--- begin Record list ---
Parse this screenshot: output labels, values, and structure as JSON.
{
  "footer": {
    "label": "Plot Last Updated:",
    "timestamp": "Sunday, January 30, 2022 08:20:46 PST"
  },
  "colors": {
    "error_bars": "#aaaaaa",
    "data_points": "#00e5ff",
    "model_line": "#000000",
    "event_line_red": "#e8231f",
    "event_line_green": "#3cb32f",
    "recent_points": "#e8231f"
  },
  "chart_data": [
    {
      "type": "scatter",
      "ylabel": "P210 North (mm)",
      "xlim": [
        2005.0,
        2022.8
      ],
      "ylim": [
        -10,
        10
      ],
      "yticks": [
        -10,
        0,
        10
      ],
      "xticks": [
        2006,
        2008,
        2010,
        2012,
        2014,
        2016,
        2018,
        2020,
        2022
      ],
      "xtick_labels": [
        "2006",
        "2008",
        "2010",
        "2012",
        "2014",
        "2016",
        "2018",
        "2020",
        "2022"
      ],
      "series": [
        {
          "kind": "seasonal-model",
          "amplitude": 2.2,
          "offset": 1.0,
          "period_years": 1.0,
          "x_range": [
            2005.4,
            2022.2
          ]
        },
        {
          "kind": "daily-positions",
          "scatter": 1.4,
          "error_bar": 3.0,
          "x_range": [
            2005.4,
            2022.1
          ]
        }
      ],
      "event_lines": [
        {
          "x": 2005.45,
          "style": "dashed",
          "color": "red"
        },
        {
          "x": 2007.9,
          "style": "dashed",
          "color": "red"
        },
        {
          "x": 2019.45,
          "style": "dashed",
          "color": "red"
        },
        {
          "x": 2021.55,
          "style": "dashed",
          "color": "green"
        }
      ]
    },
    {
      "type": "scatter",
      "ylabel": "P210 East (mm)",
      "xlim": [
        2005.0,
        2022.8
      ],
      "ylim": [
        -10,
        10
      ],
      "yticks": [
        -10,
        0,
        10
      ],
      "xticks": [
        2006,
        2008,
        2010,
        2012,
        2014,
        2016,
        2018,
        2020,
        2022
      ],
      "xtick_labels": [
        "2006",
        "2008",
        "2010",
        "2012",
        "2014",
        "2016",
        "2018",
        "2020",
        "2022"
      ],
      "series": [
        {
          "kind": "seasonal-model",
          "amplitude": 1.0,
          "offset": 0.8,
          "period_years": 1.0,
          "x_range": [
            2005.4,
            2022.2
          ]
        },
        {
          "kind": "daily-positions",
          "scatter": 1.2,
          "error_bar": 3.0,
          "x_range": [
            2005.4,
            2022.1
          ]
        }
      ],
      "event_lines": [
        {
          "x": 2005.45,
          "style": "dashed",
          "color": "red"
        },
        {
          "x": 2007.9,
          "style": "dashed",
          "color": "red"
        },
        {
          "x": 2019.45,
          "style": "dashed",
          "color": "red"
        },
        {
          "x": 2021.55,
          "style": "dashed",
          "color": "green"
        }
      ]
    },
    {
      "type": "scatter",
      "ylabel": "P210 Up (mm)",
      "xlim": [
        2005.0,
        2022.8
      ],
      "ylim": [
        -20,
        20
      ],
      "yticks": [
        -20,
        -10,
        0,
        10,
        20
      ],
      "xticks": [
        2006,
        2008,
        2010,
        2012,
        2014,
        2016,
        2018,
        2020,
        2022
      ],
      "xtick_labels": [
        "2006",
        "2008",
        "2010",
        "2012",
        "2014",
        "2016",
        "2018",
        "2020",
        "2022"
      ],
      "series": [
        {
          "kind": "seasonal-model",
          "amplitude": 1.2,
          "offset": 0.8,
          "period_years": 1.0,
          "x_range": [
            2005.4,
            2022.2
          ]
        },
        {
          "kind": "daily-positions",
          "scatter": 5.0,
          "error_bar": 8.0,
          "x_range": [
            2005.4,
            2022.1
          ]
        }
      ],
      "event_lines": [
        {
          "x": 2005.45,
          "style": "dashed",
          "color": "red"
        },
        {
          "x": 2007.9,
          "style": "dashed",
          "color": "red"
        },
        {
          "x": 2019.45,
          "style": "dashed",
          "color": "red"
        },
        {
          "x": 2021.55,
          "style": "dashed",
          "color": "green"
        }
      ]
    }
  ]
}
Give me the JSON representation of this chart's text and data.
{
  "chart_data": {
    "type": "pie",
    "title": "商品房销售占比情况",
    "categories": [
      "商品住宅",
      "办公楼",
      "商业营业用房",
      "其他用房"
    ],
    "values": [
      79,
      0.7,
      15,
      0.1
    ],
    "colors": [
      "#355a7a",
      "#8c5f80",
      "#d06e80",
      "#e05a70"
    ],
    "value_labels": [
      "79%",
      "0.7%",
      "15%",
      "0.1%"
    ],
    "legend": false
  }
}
--- end Record list ---
__Aim of the task__
From the records above, extract everything verbatim.

__Solved exercise__
Parse this screenshot: output labels, values, and structure as JSON.
{
  "footer": {
    "label": "Plot Last Updated:",
    "timestamp": "Sunday, January 30, 2022 08:20:46 PST"
  },
  "colors": {
    "error_bars": "#aaaaaa",
    "data_points": "#00e5ff",
    "model_line": "#000000",
    "event_line_red": "#e8231f",
    "event_line_green": "#3cb32f",
    "recent_points": "#e8231f"
  },
  "chart_data": [
    {
      "type": "scatter",
      "ylabel": "P210 North (mm)",
      "xlim": [
        2005.0,
        2022.8
      ],
      "ylim": [
        -10,
        10
      ],
      "yticks": [
        -10,
        0,
        10
      ],
      "xticks": [
        2006,
        2008,
        2010,
        2012,
        2014,
        2016,
        2018,
        2020,
        2022
      ],
      "xtick_labels": [
        "2006",
        "2008",
        "2010",
        "2012",
        "2014",
        "2016",
        "2018",
        "2020",
        "2022"
      ],
      "series": [
        {
          "kind": "seasonal-model",
          "amplitude": 2.2,
          "offset": 1.0,
          "period_years": 1.0,
          "x_range": [
            2005.4,
            2022.2
          ]
        },
        {
          "kind": "daily-positions",
          "scatter": 1.4,
          "error_bar": 3.0,
          "x_range": [
            2005.4,
            2022.1
          ]
        }
      ],
      "event_lines": [
        {
          "x": 2005.45,
          "style": "dashed",
          "color": "red"
        },
        {
          "x": 2007.9,
          "style": "dashed",
          "color": "red"
        },
        {
          "x": 2019.45,
          "style": "dashed",
          "color": "red"
        },
        {
          "x": 2021.55,
          "style": "dashed",
          "color": "green"
        }
      ]
    },
    {
      "type": "scatter",
      "ylabel": "P210 East (mm)",
      "xlim": [
        2005.0,
        2022.8
      ],
      "ylim": [
        -10,
        10
      ],
      "yticks": [
        -10,
        0,
        10
      ],
      "xticks": [
        2006,
        2008,
        2010,
        2012,
        2014,
        2016,
        2018,
        2020,
        2022
      ],
      "xtick_labels": [
        "2006",
        "2008",
        "2010",
        "2012",
        "2014",
        "2016",
        "2018",
        "2020",
        "2022"
      ],
      "series": [
        {
          "kind": "seasonal-model",
          "amplitude": 1.0,
          "offset": 0.8,
          "period_years": 1.0,
          "x_range": [
            2005.4,
            2022.2
          ]
        },
        {
          "kind": "daily-positions",
          "scatter": 1.2,
          "error_bar": 3.0,
          "x_range": [
            2005.4,
            2022.1
          ]
        }
      ],
      "event_lines": [
        {
          "x": 2005.45,
          "style": "dashed",
          "color": "red"
        },
        {
          "x": 2007.9,
          "style": "dashed",
          "color": "red"
        },
        {
          "x": 2019.45,
          "style": "dashed",
          "color": "red"
        },
        {
          "x": 2021.55,
          "style": "dashed",
          "color": "green"
        }
      ]
    },
    {
      "type": "scatter",
      "ylabel": "P210 Up (mm)",
      "xlim": [
        2005.0,
        2022.8
      ],
      "ylim": [
        -20,
        20
      ],
      "yticks": [
        -20,
        -10,
        0,
        10,
        20
      ],
      "xticks": [
        2006,
        2008,
        2010,
        2012,
        2014,
        2016,
        2018,
        2020,
        2022
      ],
      "xtick_labels": [
        "2006",
        "2008",
        "2010",
        "2012",
        "2014",
        "2016",
        "2018",
        "2020",
        "2022"
      ],
      "series": [
        {
          "kind": "seasonal-model",
          "amplitude": 1.2,
          "offset": 0.8,
          "period_years": 1.0,
          "x_range": [
            2005.4,
            2022.2
          ]
        },
        {
          "kind": "daily-positions",
          "scatter": 5.0,
          "error_bar": 8.0,
          "x_range": [
            2005.4,
            2022.1
          ]
        }
      ],
      "event_lines": [
        {
          "x": 2005.45,
          "style": "dashed",
          "color": "red"
        },
        {
          "x": 2007.9,
          "style": "dashed",
          "color": "red"
        },
        {
          "x": 2019.45,
          "style": "dashed",
          "color": "red"
        },
        {
          "x": 2021.55,
          "style": "dashed",
          "color": "green"
        }
      ]
    }
  ]
}
Give me the JSON representation of this chart's text and data.
{
  "chart_data": {
    "type": "pie",
    "title": "商品房销售占比情况",
    "categories": [
      "商品住宅",
      "办公楼",
      "商业营业用房",
      "其他用房"
    ],
    "values": [
      79,
      0.7,
      15,
      0.1
    ],
    "colors": [
      "#355a7a",
      "#8c5f80",
      "#d06e80",
      "#e05a70"
    ],
    "value_labels": [
      "79%",
      "0.7%",
      "15%",
      "0.1%"
    ],
    "legend": false
  }
}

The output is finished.